**YOUR OBJECTIVE:**
Report how many lines contain "hips", with no other words.

**EXTRACTED ENTRIES:**

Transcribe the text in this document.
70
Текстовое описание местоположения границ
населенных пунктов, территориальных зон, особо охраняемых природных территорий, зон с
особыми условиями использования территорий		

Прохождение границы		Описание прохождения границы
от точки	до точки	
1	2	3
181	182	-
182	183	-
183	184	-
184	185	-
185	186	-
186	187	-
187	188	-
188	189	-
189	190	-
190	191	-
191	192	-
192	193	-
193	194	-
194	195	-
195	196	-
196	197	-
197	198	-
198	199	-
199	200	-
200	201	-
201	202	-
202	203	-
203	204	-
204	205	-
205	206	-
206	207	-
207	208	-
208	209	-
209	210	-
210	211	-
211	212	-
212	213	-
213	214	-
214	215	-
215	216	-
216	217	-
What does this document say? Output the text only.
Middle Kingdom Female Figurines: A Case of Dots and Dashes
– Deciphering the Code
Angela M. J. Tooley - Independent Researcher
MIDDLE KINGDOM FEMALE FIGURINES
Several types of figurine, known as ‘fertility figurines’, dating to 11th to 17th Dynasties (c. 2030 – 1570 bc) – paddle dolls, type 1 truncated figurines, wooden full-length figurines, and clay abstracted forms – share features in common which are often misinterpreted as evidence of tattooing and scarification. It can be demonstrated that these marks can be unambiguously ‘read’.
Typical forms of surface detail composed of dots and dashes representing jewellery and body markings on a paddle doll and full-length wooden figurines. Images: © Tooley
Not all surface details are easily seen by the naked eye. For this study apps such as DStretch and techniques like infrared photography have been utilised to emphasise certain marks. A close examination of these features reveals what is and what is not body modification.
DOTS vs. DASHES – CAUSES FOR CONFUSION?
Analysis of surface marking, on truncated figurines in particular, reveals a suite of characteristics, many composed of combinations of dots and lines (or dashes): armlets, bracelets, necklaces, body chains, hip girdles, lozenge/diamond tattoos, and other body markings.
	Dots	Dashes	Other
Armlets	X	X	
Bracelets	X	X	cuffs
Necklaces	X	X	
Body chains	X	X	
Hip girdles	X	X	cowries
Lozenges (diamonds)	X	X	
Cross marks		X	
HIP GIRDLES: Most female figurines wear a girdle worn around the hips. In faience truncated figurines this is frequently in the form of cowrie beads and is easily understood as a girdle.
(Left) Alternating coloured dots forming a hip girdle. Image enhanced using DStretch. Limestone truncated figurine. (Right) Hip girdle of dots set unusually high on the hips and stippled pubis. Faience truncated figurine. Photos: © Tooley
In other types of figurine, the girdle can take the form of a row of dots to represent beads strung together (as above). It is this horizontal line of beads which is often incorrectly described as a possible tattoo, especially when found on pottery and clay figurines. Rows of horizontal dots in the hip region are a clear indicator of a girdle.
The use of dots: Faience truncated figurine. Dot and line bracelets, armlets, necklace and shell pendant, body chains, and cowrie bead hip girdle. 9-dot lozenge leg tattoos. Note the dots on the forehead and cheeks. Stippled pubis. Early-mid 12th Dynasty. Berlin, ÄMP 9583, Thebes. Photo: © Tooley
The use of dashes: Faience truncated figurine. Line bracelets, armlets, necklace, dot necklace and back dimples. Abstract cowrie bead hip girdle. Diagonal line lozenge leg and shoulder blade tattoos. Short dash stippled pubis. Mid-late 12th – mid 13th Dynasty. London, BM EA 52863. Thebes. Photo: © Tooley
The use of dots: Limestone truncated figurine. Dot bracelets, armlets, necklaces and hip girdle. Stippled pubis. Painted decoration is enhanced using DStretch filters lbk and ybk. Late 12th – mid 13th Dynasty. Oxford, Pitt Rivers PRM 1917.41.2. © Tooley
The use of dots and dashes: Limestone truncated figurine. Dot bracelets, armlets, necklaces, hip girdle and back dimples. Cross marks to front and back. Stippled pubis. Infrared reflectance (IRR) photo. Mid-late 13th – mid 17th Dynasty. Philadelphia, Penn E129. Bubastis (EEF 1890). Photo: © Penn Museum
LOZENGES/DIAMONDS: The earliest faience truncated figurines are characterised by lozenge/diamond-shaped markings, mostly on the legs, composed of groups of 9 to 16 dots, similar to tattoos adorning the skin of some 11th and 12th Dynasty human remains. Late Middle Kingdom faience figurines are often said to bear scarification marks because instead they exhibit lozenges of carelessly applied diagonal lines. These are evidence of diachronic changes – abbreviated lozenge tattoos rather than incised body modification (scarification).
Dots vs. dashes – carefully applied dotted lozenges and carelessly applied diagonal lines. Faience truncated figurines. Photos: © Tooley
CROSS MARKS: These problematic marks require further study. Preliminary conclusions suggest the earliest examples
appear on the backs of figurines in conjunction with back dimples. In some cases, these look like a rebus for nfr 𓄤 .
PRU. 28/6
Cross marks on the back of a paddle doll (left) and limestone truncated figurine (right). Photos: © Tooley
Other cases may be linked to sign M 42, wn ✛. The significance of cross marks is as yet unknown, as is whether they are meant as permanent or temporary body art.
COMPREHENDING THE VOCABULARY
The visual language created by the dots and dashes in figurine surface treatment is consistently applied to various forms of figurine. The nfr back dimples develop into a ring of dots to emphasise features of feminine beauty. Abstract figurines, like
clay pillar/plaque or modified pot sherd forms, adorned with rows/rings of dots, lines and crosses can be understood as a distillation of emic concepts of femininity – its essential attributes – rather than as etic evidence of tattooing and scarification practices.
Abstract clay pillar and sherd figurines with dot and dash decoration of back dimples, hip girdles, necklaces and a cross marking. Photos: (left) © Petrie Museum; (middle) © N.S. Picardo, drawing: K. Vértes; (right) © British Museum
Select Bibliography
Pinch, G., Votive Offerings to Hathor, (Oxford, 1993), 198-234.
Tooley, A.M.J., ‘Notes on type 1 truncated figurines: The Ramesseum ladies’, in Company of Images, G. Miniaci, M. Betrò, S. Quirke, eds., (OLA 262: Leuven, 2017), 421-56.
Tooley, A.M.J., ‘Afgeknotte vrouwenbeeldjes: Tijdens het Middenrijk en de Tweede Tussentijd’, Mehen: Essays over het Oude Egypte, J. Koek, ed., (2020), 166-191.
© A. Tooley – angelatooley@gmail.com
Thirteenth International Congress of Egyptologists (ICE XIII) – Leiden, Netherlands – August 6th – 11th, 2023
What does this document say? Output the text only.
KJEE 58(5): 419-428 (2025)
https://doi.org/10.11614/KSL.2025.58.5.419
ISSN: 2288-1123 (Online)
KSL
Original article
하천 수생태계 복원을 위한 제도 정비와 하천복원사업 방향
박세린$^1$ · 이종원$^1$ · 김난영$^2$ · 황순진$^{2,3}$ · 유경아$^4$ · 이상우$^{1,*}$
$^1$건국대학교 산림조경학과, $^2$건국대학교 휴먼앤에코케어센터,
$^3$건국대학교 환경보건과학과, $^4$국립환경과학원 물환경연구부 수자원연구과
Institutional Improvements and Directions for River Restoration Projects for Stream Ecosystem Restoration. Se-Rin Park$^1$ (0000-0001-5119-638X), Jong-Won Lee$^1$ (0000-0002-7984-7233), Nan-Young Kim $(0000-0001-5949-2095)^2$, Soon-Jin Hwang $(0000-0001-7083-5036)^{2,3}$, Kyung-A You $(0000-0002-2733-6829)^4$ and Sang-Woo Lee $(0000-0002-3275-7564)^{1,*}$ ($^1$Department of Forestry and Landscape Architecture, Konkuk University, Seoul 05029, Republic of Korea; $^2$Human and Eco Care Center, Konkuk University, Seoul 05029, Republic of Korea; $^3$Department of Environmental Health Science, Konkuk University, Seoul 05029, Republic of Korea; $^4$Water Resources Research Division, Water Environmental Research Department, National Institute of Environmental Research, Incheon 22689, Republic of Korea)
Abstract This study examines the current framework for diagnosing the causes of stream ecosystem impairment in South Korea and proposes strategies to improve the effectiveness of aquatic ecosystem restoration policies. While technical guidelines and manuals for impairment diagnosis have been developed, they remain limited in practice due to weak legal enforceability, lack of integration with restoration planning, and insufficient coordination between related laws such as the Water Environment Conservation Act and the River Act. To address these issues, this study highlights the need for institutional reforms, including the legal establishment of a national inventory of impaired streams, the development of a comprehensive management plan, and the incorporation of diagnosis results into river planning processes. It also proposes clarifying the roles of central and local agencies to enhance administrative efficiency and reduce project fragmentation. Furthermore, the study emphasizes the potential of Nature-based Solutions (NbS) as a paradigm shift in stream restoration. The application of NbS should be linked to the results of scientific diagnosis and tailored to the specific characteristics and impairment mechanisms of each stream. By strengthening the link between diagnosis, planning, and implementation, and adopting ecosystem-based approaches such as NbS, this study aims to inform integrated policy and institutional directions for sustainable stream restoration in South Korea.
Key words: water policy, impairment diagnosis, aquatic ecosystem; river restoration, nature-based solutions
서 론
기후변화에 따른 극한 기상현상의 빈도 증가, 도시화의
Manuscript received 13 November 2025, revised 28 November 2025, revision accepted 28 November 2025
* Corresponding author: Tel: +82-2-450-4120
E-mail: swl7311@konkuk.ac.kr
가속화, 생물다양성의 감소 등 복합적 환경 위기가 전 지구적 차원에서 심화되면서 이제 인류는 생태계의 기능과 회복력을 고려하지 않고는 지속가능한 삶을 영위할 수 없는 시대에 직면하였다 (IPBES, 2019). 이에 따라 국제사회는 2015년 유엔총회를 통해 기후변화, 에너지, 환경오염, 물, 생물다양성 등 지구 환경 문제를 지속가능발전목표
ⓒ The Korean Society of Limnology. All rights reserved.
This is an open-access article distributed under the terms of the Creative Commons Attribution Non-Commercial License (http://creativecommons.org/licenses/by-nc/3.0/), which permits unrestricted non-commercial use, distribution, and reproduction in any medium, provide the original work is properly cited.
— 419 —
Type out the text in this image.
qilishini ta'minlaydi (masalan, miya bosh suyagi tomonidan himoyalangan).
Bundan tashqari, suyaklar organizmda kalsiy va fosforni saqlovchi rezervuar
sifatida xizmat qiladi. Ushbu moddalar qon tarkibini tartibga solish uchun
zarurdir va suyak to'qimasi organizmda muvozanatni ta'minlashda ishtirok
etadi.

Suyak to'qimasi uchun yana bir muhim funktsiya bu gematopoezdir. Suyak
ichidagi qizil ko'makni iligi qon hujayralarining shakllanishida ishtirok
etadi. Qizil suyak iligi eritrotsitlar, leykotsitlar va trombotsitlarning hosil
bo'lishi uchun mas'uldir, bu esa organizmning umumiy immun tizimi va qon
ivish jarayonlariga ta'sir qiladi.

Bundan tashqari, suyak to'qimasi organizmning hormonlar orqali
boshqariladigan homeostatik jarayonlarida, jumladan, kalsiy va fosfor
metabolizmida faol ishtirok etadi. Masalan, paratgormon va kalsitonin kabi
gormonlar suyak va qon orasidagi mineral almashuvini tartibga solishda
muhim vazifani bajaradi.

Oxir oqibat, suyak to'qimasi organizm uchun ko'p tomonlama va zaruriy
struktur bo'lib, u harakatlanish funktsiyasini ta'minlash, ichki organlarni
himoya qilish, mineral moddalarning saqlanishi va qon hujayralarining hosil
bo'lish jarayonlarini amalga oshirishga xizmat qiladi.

**ANSWER TO THE EXERCISE:**
2